Exercise data →

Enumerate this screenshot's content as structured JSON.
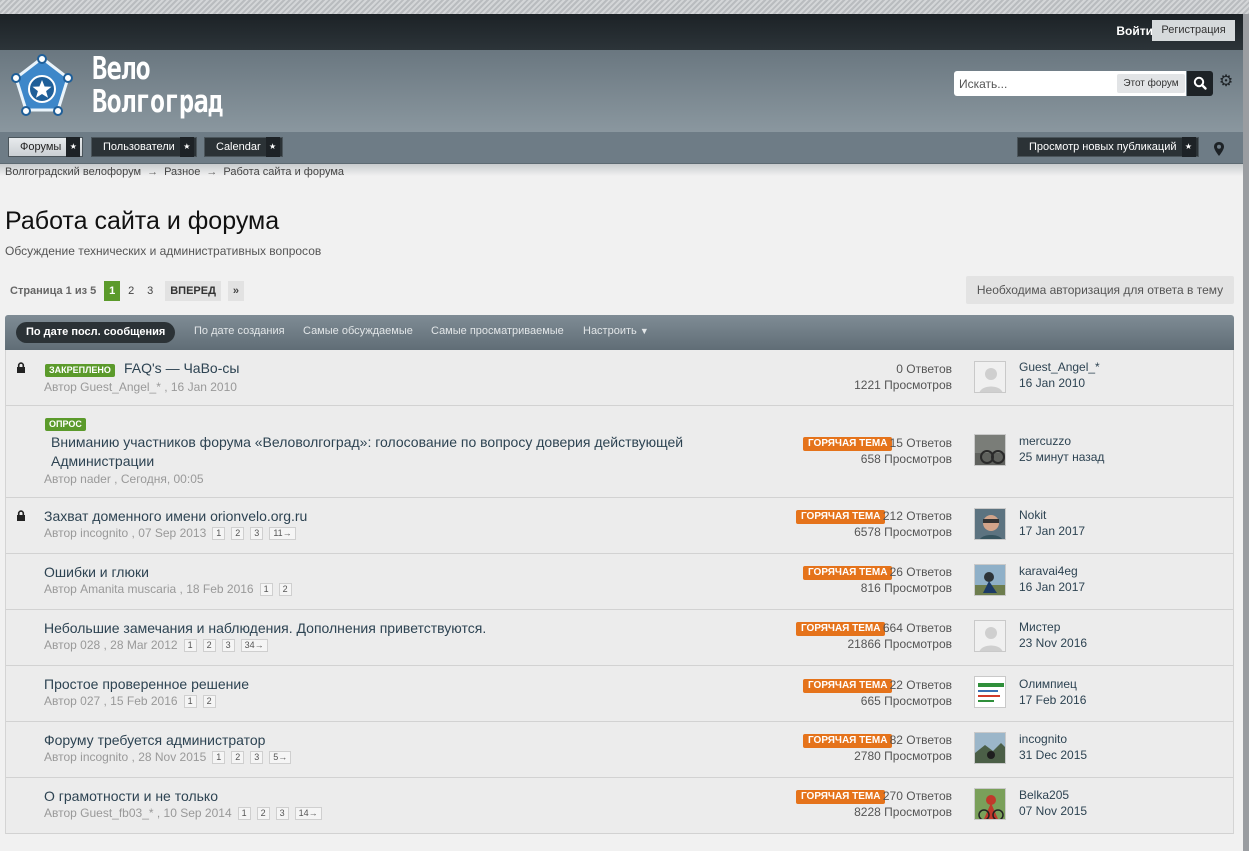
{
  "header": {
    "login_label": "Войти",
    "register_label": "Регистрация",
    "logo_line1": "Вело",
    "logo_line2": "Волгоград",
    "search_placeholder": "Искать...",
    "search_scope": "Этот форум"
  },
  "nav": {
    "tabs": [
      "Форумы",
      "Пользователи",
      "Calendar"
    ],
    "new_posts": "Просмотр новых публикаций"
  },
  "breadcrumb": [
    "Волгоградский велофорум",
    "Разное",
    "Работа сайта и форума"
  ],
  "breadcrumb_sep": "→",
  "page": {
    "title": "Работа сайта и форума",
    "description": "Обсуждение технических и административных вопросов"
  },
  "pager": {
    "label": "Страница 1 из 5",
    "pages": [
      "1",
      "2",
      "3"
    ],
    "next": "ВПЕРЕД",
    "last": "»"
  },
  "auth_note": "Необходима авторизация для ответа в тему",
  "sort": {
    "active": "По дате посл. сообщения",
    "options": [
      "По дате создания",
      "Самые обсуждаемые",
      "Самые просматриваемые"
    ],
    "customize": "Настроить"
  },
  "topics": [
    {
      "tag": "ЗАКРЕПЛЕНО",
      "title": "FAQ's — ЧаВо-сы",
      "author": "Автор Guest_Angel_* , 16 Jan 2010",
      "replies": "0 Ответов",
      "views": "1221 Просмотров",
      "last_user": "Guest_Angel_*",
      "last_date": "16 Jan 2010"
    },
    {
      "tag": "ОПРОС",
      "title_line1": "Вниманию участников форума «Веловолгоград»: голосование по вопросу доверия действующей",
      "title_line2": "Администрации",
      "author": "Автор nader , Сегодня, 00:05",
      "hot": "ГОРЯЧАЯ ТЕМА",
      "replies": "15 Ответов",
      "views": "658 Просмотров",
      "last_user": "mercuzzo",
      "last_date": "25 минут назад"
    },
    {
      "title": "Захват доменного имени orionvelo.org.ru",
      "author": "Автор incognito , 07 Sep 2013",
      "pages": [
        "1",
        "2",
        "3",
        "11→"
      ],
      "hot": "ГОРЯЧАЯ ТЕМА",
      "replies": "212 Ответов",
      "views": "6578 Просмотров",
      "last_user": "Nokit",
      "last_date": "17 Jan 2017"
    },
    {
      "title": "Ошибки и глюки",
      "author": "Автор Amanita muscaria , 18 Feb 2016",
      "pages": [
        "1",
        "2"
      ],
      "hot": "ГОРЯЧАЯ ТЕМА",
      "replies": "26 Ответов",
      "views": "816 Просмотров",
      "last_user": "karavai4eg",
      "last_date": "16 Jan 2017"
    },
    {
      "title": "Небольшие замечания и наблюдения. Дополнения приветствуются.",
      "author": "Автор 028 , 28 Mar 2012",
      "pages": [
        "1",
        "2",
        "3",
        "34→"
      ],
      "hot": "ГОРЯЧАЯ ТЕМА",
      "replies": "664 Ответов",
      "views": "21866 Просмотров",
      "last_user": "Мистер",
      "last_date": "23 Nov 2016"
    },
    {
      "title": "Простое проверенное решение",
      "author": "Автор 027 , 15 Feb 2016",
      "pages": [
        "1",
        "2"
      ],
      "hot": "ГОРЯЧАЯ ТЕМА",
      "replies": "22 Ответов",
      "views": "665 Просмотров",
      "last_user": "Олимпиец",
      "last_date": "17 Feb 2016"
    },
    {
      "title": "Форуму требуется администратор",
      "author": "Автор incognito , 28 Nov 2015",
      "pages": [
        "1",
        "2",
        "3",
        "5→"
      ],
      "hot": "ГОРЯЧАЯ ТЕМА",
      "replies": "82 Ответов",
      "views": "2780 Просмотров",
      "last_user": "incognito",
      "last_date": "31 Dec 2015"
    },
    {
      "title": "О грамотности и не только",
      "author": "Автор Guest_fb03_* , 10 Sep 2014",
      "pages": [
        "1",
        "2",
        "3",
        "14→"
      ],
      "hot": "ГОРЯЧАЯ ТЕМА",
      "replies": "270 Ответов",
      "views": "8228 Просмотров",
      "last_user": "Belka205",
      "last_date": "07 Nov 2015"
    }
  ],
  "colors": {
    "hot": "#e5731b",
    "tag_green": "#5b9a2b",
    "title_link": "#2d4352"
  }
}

* * *

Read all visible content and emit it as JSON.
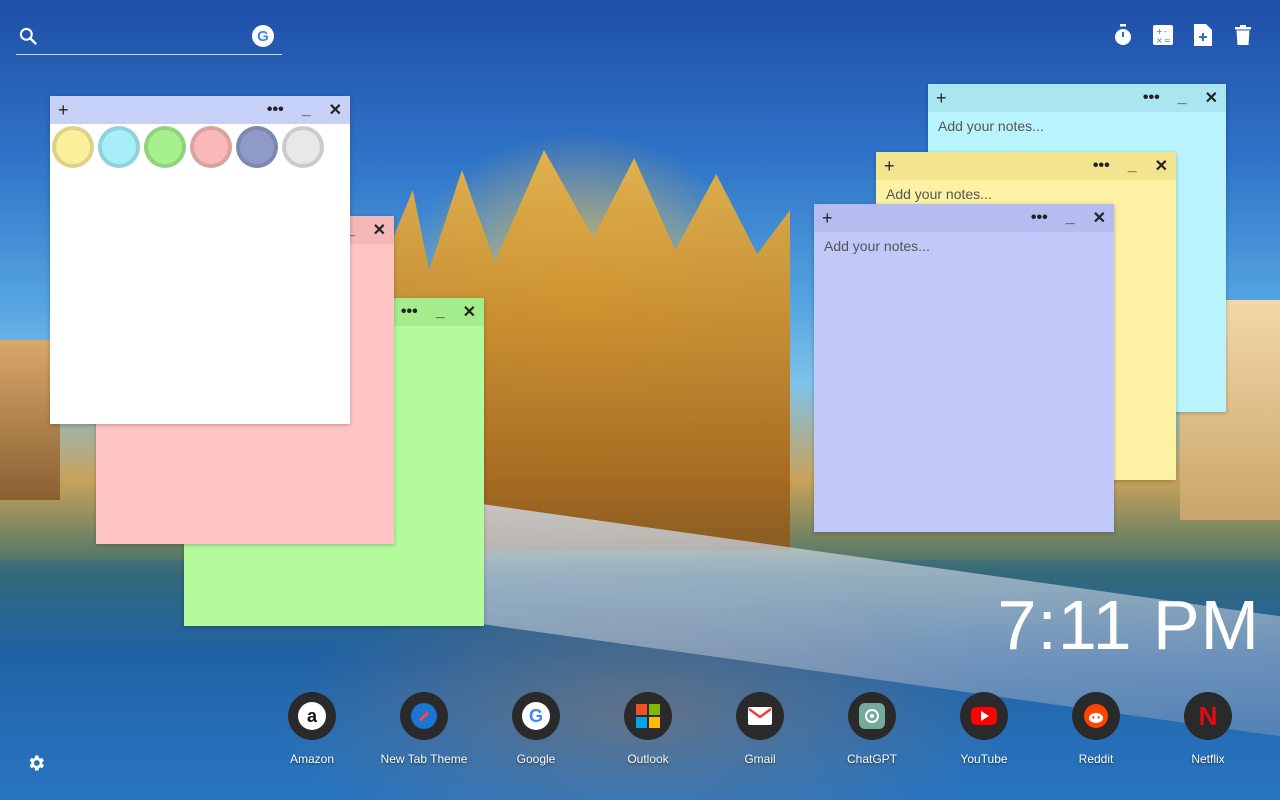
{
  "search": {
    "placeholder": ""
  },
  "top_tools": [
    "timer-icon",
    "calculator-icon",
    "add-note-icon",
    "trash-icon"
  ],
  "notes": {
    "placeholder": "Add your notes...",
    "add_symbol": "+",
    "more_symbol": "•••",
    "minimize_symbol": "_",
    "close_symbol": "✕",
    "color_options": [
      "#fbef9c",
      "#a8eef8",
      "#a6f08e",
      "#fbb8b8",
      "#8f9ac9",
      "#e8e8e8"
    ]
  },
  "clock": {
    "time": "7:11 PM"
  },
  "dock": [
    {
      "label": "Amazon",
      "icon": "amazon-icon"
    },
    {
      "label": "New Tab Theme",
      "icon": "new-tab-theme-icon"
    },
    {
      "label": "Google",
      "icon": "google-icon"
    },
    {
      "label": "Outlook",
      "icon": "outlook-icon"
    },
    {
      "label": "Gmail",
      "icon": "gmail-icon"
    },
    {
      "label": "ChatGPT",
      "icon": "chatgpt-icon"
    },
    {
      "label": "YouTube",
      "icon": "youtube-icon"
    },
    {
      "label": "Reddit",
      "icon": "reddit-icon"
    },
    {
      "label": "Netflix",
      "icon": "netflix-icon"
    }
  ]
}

--

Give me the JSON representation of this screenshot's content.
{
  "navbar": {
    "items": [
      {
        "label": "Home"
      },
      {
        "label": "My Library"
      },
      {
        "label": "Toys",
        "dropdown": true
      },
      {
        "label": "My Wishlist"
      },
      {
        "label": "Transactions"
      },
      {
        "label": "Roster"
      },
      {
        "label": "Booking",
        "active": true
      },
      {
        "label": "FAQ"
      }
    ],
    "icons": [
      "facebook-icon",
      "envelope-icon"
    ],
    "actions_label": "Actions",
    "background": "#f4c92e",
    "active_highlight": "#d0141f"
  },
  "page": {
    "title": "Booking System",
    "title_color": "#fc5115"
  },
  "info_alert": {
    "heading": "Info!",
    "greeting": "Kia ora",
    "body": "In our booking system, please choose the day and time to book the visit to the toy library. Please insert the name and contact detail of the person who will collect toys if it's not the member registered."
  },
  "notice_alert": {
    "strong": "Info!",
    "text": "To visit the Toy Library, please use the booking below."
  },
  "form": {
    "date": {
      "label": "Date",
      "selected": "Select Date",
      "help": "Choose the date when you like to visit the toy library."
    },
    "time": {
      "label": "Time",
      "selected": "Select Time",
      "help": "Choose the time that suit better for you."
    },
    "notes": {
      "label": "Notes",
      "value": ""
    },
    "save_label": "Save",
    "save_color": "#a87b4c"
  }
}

Written instruction → Go over the records above and tally the lines with the word "incognito" in them. Give the number alone.

Finished exercise → 3